> [Job]:
Return each line of the material verbatim.
————————
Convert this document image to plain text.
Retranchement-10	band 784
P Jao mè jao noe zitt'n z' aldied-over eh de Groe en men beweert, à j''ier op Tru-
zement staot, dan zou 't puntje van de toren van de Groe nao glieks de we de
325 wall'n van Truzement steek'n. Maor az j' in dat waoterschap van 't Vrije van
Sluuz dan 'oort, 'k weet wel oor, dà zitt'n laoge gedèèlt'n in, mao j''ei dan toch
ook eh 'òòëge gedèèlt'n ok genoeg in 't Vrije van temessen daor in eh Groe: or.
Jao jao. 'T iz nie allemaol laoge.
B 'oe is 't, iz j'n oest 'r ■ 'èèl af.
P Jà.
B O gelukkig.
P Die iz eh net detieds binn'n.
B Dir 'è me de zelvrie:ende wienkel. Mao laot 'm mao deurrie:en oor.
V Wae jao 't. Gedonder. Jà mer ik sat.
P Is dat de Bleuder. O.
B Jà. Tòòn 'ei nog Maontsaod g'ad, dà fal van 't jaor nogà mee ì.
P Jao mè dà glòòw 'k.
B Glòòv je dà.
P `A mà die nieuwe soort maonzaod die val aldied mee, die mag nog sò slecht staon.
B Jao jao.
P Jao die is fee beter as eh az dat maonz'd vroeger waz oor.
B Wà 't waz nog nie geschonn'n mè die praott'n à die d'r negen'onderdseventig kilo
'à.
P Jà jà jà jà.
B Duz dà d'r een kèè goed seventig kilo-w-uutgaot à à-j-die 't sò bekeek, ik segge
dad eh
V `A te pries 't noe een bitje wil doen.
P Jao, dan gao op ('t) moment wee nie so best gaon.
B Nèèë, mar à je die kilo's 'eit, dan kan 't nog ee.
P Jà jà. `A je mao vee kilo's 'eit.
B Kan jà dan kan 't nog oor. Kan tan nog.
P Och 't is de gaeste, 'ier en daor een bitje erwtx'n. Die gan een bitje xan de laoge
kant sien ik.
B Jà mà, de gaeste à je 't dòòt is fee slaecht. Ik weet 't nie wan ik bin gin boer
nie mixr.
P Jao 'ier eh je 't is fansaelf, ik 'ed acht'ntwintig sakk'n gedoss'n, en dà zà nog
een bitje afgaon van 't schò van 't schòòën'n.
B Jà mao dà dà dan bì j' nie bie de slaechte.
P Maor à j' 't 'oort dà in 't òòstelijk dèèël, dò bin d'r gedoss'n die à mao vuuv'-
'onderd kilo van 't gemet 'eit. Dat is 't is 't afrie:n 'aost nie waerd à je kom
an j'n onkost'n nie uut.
————————
> [Answer]:
Convert this document image to plain text.
Retranchement-10	band 784
P Jao mè jao noe zitt'n z' aldied-over eh de Groe en men beweert, à j''ier op Tru-
zement staot, dan zou 't puntje van de toren van de Groe nao glieks de we de
325 wall'n van Truzement steek'n. Maor az j' in dat waoterschap van 't Vrije van
Sluuz dan 'oort, 'k weet wel oor, dà zitt'n laoge gedèèlt'n in, mao j''ei dan toch
ook eh 'òòëge gedèèlt'n ok genoeg in 't Vrije van temessen daor in eh Groe: or.
Jao jao. 'T iz nie allemaol laoge.
B 'oe is 't, iz j'n oest 'r ■ 'èèl af.
P Jà.
B O gelukkig.
P Die iz eh net detieds binn'n.
B Dir 'è me de zelvrie:ende wienkel. Mao laot 'm mao deurrie:en oor.
V Wae jao 't. Gedonder. Jà mer ik sat.
P Is dat de Bleuder. O.
B Jà. Tòòn 'ei nog Maontsaod g'ad, dà fal van 't jaor nogà mee ì.
P Jao mè dà glòòw 'k.
B Glòòv je dà.
P `A mà die nieuwe soort maonzaod die val aldied mee, die mag nog sò slecht staon.
B Jao jao.
P Jao die is fee beter as eh az dat maonz'd vroeger waz oor.
B Wà 't waz nog nie geschonn'n mè die praott'n à die d'r negen'onderdseventig kilo
'à.
P Jà jà jà jà.
B Duz dà d'r een kèè goed seventig kilo-w-uutgaot à à-j-die 't sò bekeek, ik segge
dad eh
V `A te pries 't noe een bitje wil doen.
P Jao, dan gao op ('t) moment wee nie so best gaon.
B Nèèë, mar à je die kilo's 'eit, dan kan 't nog ee.
P Jà jà. `A je mao vee kilo's 'eit.
B Kan jà dan kan 't nog oor. Kan tan nog.
P Och 't is de gaeste, 'ier en daor een bitje erwtx'n. Die gan een bitje xan de laoge
kant sien ik.
B Jà mà, de gaeste à je 't dòòt is fee slaecht. Ik weet 't nie wan ik bin gin boer
nie mixr.
P Jao 'ier eh je 't is fansaelf, ik 'ed acht'ntwintig sakk'n gedoss'n, en dà zà nog
een bitje afgaon van 't schò van 't schòòën'n.
B Jà mao dà dà dan bì j' nie bie de slaechte.
P Maor à j' 't 'oort dà in 't òòstelijk dèèël, dò bin d'r gedoss'n die à mao vuuv'-
'onderd kilo van 't gemet 'eit. Dat is 't is 't afrie:n 'aost nie waerd à je kom
an j'n onkost'n nie uut.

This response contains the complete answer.